Extract the lines beginning at the one that holds "Parse this screenshot: output" and ending at the final line of the material below, keeping them exact and leaving out all pictures.

################

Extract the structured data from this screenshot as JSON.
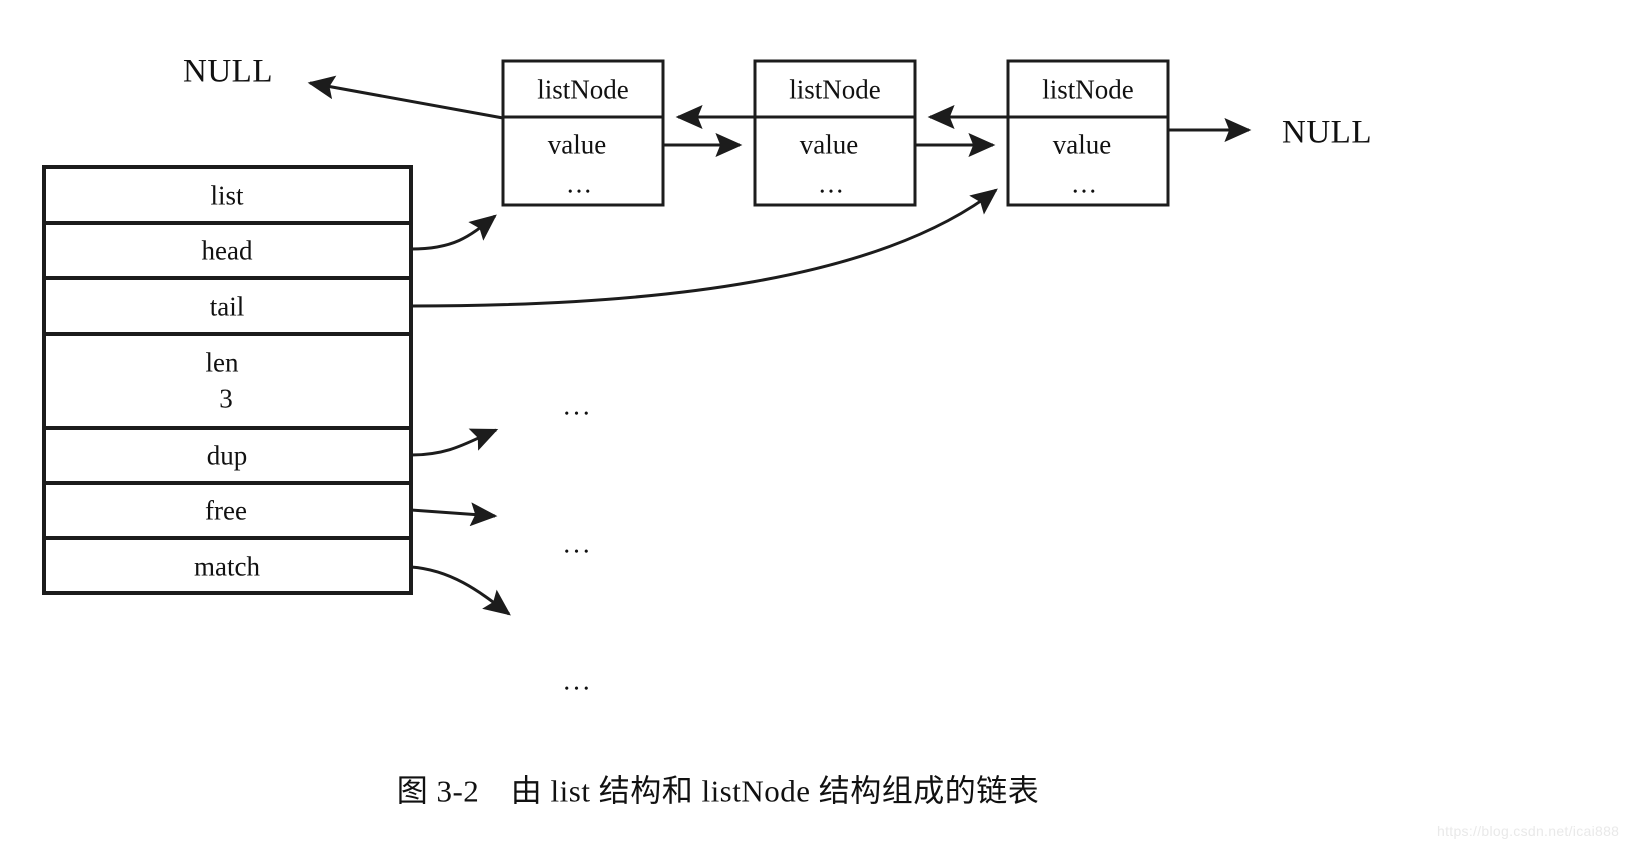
{
  "figure": {
    "caption": "图 3-2　由 list 结构和 listNode 结构组成的链表",
    "watermark": "https://blog.csdn.net/icai888",
    "null_left": "NULL",
    "null_right": "NULL"
  },
  "list_struct": {
    "title": "list",
    "fields": [
      {
        "name": "head",
        "value": ""
      },
      {
        "name": "tail",
        "value": ""
      },
      {
        "name": "len",
        "value": "3"
      },
      {
        "name": "dup",
        "value": ""
      },
      {
        "name": "free",
        "value": ""
      },
      {
        "name": "match",
        "value": ""
      }
    ]
  },
  "nodes": [
    {
      "title": "listNode",
      "value": "value",
      "more": "..."
    },
    {
      "title": "listNode",
      "value": "value",
      "more": "..."
    },
    {
      "title": "listNode",
      "value": "value",
      "more": "..."
    }
  ],
  "callback_targets": [
    {
      "label": "..."
    },
    {
      "label": "..."
    },
    {
      "label": "..."
    }
  ],
  "colors": {
    "stroke": "#1c1c1c",
    "background": "#ffffff",
    "text": "#111111",
    "watermark": "#e9e9e9"
  }
}
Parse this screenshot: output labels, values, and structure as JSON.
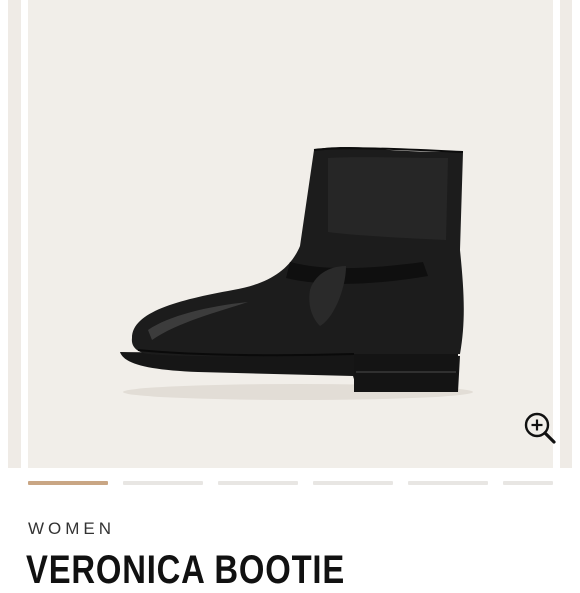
{
  "product": {
    "category": "WOMEN",
    "name": "VERONICA BOOTIE"
  },
  "gallery": {
    "image_subject": "black leather engineer bootie, side view",
    "zoom_icon": "zoom-in-icon",
    "active_index": 0,
    "dot_count": 6
  },
  "colors": {
    "image_bg": "#f1eee9",
    "active_indicator": "#c9a684",
    "inactive_indicator": "#e8e6e3"
  }
}
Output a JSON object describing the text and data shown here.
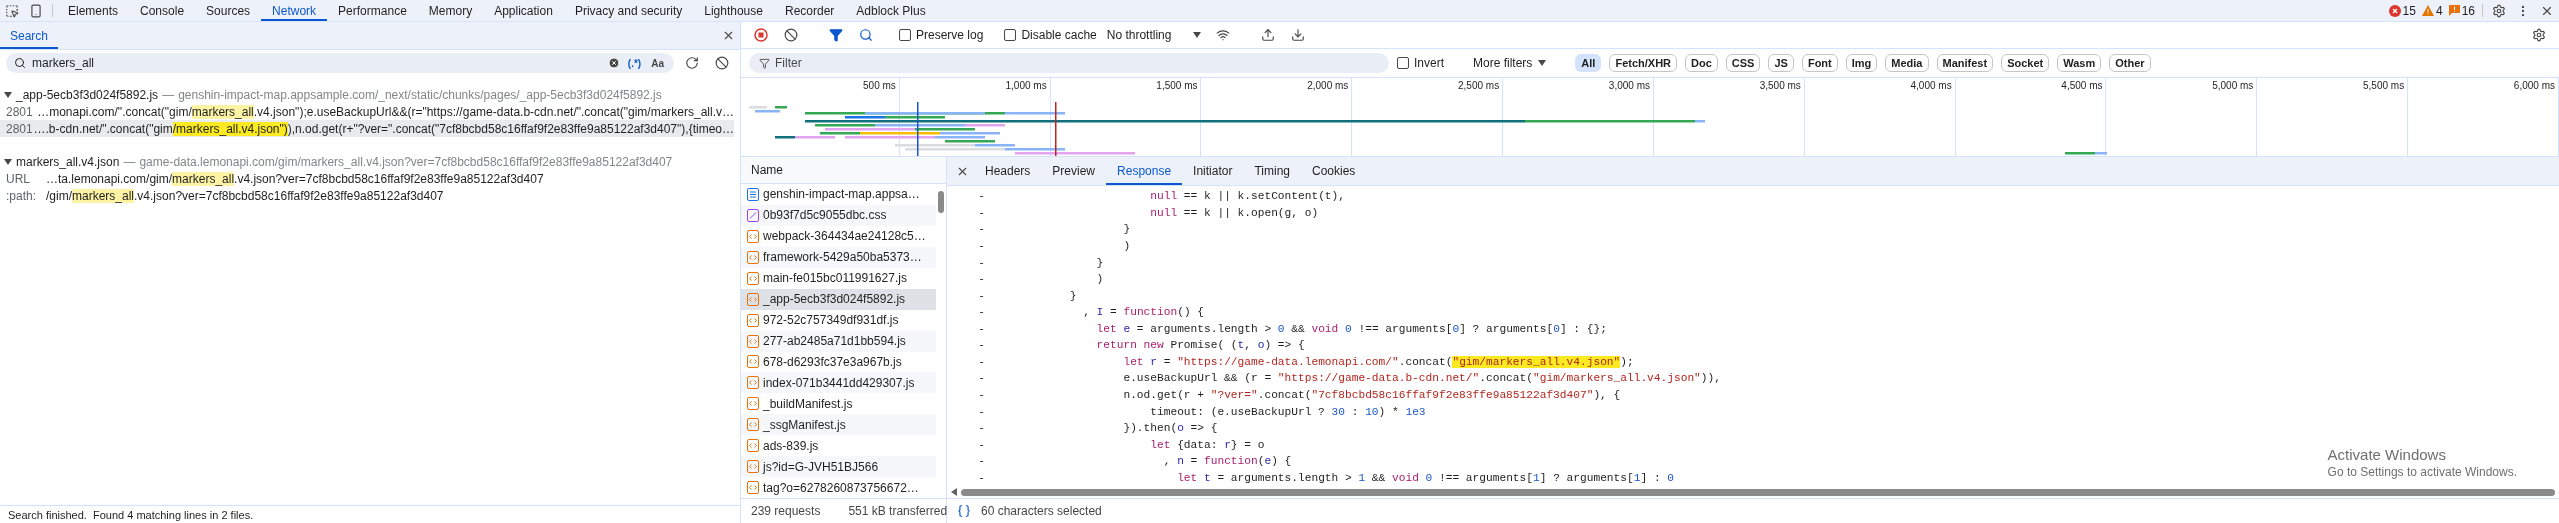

################

Answer to this problem
Parse this screenshot: output labels, values, and structure as JSON.
{
  "product": {
    "category": "WOMEN",
    "name": "VERONICA BOOTIE"
  },
  "gallery": {
    "image_subject": "black leather engineer bootie, side view",
    "zoom_icon": "zoom-in-icon",
    "active_index": 0,
    "dot_count": 6
  },
  "colors": {
    "image_bg": "#f1eee9",
    "active_indicator": "#c9a684",
    "inactive_indicator": "#e8e6e3"
  }
}
Output a JSON object describing the text and data shown here.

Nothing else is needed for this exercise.